══ Records for this task
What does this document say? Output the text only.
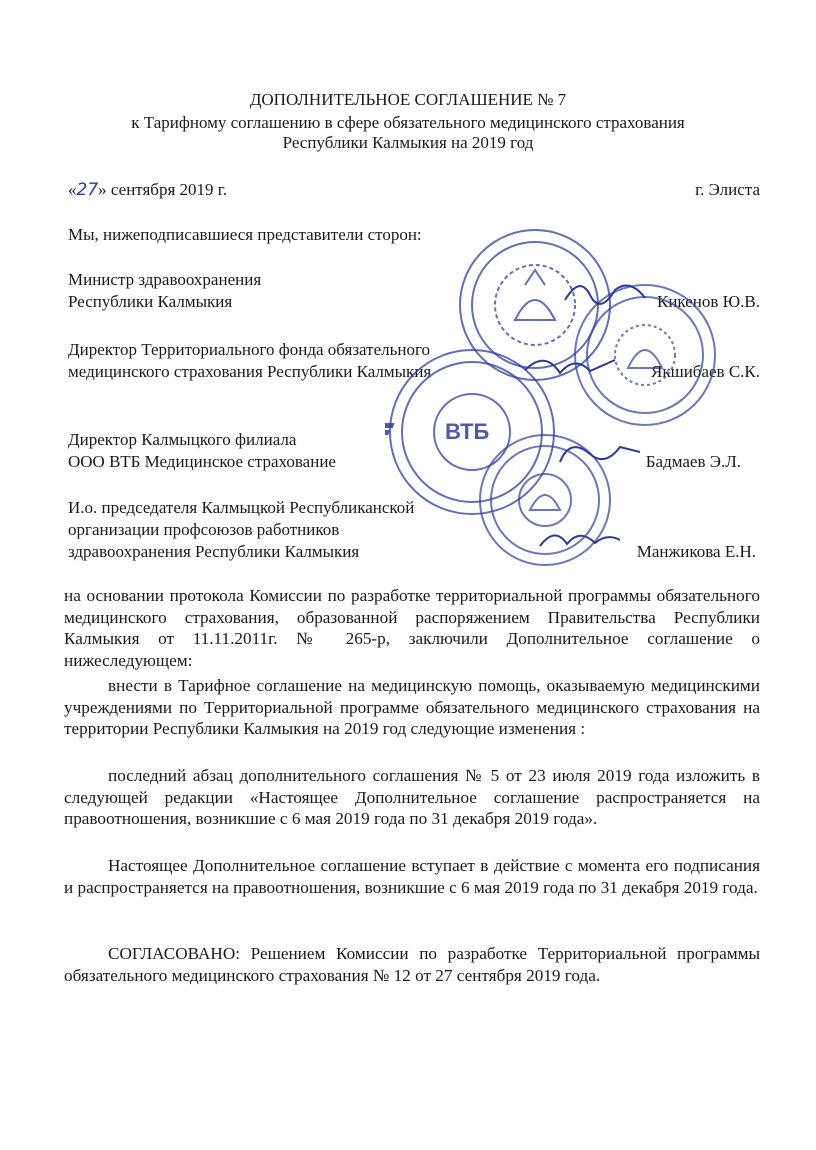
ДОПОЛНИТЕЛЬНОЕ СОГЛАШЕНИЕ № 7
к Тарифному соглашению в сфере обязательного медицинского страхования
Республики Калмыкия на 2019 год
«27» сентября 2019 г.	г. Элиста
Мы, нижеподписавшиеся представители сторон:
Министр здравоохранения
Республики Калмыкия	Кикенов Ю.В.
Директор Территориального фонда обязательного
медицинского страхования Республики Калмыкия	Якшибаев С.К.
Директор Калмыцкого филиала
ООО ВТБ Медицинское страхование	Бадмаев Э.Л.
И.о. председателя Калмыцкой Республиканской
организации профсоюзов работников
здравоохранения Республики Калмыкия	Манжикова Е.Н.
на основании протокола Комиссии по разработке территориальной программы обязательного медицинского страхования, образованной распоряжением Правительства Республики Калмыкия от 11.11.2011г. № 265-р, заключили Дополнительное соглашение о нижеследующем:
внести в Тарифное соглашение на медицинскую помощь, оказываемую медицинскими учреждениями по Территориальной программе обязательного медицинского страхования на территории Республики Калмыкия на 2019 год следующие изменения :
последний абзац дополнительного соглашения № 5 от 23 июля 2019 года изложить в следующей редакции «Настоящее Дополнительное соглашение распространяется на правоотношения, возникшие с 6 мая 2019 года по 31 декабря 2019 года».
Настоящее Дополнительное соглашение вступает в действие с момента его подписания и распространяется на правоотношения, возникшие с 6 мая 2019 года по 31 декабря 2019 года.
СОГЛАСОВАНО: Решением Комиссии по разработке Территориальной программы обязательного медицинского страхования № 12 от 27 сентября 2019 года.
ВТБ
════
══ Records for this task
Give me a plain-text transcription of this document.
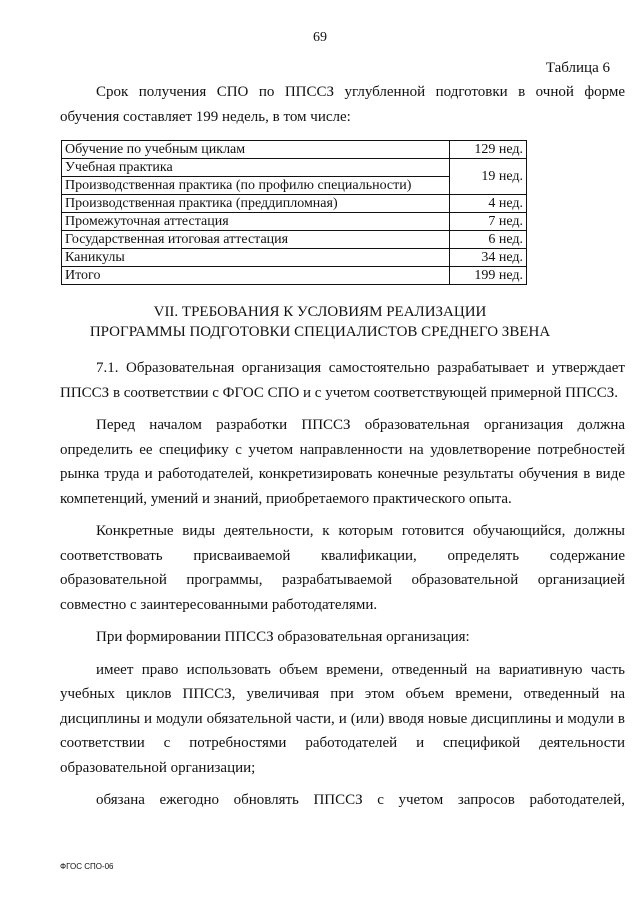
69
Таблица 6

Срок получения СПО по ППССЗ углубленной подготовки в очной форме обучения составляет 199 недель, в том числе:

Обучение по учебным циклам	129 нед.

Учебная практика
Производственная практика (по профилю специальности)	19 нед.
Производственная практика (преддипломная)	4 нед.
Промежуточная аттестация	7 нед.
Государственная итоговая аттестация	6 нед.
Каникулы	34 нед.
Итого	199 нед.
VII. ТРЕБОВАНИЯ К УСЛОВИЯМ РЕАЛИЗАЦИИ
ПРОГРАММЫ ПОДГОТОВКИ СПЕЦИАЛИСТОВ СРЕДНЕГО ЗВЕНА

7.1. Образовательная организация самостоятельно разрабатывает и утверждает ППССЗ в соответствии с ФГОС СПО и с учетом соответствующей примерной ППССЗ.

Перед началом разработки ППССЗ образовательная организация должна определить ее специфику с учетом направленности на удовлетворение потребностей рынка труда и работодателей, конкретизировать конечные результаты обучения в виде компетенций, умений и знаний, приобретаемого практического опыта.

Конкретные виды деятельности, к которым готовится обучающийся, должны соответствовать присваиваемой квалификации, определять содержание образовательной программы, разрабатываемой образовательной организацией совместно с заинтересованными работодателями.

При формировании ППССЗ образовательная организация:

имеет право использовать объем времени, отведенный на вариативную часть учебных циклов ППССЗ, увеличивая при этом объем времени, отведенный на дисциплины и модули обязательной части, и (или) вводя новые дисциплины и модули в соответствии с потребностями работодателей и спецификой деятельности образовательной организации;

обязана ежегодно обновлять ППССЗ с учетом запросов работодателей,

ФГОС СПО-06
════
══ Records for this task
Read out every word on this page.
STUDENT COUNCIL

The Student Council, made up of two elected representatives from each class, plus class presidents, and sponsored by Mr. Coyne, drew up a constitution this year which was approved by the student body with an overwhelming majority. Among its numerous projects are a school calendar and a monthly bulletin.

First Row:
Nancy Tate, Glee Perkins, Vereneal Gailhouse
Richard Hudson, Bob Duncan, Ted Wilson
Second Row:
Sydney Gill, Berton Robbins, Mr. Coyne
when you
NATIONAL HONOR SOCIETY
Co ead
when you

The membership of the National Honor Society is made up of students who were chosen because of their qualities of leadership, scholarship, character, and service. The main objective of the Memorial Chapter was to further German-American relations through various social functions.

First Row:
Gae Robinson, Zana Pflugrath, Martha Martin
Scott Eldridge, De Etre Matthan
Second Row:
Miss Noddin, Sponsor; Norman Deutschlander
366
════
**Given request**
Using the records above, copy each line that contains "организации".

**Solved exercise**
организации профсоюзов работников
имеет право использовать объем времени, отведенный на вариативную часть учебных циклов ППССЗ, увеличивая при этом объем времени, отведенный на дисциплины и модули обязательной части, и (или) вводя новые дисциплины и модули в соответствии с потребностями работодателей и спецификой деятельности образовательной организации;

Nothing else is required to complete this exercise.